**Task objective**. Copy the rows below word for word, starting at the very first row and ending at the row that contains "logo-cn: 玻璃观察 — [897, 751, 962, 770]". Include both of those rows.

**Given records**.
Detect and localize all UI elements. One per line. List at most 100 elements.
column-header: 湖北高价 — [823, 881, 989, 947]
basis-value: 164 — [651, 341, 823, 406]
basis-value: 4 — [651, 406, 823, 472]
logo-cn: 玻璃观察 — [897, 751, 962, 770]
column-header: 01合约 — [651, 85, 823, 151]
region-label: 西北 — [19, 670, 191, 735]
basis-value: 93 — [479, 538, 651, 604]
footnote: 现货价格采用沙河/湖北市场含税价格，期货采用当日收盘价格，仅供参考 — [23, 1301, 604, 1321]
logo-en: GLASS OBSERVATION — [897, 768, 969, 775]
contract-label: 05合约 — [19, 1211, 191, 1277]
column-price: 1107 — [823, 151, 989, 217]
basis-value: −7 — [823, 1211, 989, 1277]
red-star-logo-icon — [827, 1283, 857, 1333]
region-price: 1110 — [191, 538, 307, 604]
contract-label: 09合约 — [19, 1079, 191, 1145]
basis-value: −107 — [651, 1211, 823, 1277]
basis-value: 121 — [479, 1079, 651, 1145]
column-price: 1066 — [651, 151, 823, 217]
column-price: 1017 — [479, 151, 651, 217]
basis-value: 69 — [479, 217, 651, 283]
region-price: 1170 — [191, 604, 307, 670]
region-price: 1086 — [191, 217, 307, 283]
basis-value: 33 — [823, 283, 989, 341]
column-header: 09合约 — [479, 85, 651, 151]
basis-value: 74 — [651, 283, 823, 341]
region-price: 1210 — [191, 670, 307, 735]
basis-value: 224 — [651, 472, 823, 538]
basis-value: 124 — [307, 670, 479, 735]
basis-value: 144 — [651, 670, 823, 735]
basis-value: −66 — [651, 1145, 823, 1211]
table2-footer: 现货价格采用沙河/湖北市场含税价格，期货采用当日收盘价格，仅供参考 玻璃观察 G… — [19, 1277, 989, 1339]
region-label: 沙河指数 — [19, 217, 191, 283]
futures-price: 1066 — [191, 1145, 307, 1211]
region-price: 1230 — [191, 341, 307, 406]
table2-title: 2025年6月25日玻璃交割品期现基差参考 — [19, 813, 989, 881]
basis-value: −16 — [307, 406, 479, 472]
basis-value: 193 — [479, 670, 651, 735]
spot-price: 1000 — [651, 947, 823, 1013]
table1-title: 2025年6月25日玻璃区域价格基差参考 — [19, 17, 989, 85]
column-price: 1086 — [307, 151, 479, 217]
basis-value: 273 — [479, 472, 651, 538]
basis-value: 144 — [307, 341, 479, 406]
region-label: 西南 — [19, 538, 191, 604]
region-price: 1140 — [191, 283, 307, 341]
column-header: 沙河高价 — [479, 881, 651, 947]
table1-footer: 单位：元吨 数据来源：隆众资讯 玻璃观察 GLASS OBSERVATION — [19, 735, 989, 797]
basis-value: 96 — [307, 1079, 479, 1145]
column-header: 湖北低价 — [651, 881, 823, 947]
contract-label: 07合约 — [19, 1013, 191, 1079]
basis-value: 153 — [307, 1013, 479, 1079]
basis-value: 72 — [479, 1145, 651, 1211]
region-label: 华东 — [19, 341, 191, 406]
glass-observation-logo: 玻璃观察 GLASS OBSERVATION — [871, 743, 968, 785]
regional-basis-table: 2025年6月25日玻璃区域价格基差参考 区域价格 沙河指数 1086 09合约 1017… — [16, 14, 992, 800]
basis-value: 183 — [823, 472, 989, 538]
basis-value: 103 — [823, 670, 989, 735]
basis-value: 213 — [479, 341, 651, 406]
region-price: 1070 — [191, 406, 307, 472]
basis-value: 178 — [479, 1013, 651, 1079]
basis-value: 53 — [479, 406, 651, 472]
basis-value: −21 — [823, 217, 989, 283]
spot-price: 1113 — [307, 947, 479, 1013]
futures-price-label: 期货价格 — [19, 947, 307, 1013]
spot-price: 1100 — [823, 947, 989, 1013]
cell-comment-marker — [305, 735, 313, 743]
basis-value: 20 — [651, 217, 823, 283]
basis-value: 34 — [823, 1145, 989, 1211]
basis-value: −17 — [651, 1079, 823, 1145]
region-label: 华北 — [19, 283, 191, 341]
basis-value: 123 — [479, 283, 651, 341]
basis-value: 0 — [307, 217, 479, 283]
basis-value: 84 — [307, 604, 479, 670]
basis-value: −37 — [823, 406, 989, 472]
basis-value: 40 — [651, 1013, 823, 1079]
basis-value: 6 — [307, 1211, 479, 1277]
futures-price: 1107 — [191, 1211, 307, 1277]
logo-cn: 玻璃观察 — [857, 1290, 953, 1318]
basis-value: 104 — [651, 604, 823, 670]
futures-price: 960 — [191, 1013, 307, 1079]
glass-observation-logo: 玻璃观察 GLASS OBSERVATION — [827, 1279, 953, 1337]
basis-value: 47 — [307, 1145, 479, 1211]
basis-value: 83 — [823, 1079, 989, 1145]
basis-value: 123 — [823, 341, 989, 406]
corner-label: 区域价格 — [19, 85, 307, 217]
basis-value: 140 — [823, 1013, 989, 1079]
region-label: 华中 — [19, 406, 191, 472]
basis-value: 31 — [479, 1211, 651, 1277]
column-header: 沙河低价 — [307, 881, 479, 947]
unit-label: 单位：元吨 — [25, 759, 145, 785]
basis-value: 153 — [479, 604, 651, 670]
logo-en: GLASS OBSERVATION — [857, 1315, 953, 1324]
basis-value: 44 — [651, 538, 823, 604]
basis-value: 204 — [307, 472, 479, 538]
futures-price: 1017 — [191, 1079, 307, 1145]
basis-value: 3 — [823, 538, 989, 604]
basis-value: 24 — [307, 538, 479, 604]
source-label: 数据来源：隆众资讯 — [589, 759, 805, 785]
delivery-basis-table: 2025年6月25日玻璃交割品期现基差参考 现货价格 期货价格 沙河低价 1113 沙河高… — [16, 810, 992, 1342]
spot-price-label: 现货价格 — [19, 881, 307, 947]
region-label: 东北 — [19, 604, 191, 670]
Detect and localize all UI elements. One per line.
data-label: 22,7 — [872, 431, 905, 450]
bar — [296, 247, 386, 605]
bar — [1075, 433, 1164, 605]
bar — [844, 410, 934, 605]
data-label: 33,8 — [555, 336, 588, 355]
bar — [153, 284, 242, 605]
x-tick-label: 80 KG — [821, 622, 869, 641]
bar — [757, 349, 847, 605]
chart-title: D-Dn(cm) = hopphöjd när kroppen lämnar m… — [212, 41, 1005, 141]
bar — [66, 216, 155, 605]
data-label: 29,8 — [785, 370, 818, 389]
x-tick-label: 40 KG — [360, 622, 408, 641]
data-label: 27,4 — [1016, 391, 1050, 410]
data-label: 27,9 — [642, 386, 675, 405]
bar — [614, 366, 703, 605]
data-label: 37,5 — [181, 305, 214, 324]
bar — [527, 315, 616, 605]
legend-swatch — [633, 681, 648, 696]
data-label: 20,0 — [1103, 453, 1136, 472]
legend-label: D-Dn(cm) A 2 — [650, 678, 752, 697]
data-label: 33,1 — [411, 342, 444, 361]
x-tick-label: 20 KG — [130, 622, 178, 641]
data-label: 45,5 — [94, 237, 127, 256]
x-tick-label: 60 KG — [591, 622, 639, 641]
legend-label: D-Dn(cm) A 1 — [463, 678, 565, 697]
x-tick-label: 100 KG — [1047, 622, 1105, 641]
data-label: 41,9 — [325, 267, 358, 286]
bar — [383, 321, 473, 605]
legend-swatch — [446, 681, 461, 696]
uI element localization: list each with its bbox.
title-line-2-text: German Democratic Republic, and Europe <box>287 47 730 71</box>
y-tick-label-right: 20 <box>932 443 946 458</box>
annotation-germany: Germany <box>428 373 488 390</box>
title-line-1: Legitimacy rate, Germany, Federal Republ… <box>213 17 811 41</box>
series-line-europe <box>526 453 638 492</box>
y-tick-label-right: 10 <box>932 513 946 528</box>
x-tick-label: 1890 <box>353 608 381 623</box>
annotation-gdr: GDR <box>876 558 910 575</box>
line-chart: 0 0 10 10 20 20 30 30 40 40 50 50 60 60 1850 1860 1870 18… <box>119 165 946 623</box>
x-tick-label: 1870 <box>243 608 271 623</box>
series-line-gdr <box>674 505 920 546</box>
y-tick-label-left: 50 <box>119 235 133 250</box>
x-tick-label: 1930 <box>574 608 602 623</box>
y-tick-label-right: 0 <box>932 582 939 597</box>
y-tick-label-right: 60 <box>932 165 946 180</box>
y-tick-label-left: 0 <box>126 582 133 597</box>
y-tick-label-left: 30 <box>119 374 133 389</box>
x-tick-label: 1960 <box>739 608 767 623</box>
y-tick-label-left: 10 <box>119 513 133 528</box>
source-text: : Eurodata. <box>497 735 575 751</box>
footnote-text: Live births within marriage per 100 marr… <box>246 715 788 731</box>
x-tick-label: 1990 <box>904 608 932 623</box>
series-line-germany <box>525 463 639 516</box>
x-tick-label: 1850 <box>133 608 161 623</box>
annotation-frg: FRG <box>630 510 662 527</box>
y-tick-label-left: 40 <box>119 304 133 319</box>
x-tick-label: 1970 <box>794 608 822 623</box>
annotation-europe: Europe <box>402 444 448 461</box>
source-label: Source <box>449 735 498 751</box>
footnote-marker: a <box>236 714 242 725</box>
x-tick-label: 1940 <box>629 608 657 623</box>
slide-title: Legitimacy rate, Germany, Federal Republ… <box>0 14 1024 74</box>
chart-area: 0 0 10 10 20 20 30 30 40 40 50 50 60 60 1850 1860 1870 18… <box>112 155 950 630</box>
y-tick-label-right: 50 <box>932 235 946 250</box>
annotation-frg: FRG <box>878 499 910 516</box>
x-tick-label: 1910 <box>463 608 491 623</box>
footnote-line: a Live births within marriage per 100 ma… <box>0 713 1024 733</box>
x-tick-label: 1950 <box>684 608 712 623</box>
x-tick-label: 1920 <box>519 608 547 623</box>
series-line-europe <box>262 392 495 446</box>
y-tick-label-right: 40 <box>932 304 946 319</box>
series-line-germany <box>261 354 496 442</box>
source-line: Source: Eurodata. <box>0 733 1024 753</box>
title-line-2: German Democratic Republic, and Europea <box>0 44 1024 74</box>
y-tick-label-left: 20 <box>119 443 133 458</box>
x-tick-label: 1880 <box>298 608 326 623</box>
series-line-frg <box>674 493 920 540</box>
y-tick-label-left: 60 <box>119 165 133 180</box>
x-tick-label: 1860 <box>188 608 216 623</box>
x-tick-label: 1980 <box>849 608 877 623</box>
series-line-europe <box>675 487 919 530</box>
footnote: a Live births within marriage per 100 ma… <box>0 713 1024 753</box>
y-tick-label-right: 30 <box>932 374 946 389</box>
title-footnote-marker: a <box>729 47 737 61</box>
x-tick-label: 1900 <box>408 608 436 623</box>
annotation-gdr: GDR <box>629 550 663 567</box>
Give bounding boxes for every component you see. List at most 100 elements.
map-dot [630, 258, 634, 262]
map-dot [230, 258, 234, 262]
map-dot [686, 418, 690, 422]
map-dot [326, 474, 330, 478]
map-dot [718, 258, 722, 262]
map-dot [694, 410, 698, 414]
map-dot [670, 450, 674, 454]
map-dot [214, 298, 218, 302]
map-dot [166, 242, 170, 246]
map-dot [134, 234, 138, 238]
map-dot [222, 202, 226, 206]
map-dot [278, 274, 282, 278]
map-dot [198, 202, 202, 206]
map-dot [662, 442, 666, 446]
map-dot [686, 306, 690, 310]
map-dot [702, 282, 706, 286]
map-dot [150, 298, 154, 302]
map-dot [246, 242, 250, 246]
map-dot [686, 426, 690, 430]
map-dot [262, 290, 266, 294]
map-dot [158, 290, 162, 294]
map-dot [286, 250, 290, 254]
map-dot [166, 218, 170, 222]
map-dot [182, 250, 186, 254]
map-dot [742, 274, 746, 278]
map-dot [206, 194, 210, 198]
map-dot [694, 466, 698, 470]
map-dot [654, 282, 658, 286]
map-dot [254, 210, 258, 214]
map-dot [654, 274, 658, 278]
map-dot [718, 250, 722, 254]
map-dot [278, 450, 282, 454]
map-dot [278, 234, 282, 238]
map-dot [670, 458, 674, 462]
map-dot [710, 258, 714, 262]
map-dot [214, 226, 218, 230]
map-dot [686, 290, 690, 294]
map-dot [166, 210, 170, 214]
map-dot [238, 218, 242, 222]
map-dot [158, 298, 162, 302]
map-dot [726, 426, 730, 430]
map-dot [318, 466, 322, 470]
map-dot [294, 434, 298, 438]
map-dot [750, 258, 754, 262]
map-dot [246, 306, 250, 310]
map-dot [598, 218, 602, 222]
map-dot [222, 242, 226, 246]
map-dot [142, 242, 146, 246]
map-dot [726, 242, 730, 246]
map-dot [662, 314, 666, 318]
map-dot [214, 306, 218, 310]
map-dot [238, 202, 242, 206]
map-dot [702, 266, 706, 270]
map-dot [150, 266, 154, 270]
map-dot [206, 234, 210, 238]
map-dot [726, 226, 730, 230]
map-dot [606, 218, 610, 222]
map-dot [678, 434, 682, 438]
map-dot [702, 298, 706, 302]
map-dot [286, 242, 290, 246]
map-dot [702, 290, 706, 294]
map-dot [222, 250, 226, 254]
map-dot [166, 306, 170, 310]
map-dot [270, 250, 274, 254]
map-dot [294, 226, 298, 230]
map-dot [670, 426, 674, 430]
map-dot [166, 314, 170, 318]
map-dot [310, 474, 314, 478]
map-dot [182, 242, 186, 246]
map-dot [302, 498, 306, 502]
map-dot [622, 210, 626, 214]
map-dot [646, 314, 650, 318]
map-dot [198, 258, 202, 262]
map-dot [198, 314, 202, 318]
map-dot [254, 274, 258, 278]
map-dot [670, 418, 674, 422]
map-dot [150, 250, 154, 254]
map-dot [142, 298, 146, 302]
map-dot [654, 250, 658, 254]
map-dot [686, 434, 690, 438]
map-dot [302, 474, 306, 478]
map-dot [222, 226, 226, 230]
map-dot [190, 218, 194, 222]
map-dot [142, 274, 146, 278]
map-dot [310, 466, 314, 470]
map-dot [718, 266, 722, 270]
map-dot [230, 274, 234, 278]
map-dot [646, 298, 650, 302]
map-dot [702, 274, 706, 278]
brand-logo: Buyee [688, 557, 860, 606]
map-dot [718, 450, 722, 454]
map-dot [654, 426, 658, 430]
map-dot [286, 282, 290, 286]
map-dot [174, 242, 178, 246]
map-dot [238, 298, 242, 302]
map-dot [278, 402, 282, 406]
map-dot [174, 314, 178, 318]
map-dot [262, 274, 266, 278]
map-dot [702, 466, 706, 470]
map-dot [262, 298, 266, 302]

**Answer to the task**.
Detect and localize all UI elements. One per line. List at most 100 elements.
column-header: 湖北高价 — [823, 881, 989, 947]
basis-value: 164 — [651, 341, 823, 406]
basis-value: 4 — [651, 406, 823, 472]
logo-cn: 玻璃观察 — [897, 751, 962, 770]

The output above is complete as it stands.